(Excerpt from a dataset)
────────────────

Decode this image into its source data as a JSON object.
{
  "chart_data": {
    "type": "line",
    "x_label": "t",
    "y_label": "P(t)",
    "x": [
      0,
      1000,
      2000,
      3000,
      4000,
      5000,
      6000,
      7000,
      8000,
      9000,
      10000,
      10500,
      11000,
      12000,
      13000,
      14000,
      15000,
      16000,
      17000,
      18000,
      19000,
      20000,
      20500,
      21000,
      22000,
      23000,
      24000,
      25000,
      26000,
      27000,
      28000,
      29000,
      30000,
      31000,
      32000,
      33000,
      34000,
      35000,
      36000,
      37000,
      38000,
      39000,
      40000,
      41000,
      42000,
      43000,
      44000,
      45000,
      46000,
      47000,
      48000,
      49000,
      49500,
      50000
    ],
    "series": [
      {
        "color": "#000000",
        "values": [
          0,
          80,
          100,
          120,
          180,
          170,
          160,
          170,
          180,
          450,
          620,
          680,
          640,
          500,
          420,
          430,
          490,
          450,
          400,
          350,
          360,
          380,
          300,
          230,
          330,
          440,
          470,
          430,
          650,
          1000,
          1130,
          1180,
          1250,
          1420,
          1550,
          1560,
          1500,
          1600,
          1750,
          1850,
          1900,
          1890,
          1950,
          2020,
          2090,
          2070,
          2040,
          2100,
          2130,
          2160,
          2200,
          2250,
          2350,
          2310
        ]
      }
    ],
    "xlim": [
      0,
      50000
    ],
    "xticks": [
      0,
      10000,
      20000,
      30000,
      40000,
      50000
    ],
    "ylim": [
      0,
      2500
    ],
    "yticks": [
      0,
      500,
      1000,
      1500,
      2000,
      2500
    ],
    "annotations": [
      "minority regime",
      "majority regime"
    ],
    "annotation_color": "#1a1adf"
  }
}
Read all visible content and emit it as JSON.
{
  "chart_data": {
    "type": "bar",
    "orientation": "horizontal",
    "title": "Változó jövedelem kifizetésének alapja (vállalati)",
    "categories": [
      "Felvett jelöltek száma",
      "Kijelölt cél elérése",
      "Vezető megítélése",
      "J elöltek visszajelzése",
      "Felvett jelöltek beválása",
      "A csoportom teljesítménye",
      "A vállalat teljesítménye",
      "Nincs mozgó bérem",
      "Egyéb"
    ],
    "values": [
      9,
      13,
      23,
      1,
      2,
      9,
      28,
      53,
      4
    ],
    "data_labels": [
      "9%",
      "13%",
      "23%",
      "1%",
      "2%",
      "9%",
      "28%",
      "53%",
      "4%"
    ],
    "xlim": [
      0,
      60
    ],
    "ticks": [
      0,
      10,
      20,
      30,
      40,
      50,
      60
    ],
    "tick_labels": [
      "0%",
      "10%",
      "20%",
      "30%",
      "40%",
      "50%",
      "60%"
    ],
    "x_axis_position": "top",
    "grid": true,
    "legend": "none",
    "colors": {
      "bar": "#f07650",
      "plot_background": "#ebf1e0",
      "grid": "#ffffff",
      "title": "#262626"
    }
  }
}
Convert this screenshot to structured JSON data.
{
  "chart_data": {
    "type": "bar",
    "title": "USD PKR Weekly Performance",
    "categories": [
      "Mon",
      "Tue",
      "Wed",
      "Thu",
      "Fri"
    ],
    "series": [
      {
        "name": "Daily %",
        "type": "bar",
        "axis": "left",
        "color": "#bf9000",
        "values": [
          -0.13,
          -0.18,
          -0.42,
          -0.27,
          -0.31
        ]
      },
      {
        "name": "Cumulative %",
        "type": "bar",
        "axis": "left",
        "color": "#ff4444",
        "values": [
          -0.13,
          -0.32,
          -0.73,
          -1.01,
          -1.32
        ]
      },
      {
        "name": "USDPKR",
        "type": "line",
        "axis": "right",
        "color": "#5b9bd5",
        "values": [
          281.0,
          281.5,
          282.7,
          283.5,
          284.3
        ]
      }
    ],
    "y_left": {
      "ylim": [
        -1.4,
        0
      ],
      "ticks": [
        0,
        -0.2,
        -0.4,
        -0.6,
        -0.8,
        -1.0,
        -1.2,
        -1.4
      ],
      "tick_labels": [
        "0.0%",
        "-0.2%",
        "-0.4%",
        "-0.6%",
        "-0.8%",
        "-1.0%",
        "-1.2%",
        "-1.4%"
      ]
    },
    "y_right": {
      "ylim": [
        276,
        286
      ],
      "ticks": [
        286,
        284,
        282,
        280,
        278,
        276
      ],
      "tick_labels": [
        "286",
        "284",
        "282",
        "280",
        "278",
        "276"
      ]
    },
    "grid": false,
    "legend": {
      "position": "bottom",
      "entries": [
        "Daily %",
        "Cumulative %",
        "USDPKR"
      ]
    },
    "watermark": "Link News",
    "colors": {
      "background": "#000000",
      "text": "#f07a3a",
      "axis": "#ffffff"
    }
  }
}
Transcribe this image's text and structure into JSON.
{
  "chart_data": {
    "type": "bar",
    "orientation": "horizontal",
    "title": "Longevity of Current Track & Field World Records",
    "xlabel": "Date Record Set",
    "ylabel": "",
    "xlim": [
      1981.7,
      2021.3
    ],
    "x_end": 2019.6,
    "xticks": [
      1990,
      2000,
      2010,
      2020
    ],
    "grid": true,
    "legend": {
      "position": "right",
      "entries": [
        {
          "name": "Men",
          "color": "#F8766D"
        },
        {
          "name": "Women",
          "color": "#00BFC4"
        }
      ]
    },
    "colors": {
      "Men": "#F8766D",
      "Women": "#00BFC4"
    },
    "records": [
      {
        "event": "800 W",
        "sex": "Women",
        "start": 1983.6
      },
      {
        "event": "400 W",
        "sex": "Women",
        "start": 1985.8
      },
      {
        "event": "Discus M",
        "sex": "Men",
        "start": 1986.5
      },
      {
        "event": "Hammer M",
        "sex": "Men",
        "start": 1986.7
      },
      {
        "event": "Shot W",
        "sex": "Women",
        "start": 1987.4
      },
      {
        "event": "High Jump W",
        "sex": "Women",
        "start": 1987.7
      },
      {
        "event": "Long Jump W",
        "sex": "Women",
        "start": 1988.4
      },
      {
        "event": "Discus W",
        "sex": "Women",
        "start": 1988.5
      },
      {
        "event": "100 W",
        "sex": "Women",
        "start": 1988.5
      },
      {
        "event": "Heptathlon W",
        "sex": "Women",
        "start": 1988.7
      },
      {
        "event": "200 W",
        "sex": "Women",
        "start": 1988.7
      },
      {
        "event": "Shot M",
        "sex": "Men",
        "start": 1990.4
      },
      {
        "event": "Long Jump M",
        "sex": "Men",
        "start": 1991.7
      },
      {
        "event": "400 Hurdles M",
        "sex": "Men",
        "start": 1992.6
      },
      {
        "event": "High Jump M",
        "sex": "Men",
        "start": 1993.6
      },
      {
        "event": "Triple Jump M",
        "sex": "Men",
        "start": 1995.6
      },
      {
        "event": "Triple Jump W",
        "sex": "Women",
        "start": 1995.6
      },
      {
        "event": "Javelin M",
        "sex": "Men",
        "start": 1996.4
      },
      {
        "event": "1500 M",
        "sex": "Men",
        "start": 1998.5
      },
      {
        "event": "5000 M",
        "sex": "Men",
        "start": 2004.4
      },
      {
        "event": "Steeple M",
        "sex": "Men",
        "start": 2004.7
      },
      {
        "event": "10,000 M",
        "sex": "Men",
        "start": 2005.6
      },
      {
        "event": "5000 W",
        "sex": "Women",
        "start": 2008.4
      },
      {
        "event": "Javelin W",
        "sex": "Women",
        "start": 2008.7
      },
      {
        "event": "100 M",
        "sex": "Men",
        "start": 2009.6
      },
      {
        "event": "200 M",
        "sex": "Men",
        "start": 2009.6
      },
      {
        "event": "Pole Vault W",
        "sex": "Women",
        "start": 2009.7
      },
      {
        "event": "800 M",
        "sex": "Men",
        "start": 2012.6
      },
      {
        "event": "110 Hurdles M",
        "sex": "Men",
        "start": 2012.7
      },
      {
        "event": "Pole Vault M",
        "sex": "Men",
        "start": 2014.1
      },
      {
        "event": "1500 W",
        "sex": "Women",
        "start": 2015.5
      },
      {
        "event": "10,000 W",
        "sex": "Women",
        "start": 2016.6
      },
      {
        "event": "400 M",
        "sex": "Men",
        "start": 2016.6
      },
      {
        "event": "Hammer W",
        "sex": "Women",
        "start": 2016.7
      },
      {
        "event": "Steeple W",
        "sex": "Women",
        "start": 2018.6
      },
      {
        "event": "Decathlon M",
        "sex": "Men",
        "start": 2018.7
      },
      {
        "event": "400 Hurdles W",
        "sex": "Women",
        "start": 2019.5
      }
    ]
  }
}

────────────────

• _Written task_:
Pull out each line containing the word "grid" and copy it.

• _Solved exercise_:
    "grid": true,
      "grid": "#ffffff",
    "grid": false,
    "grid": true,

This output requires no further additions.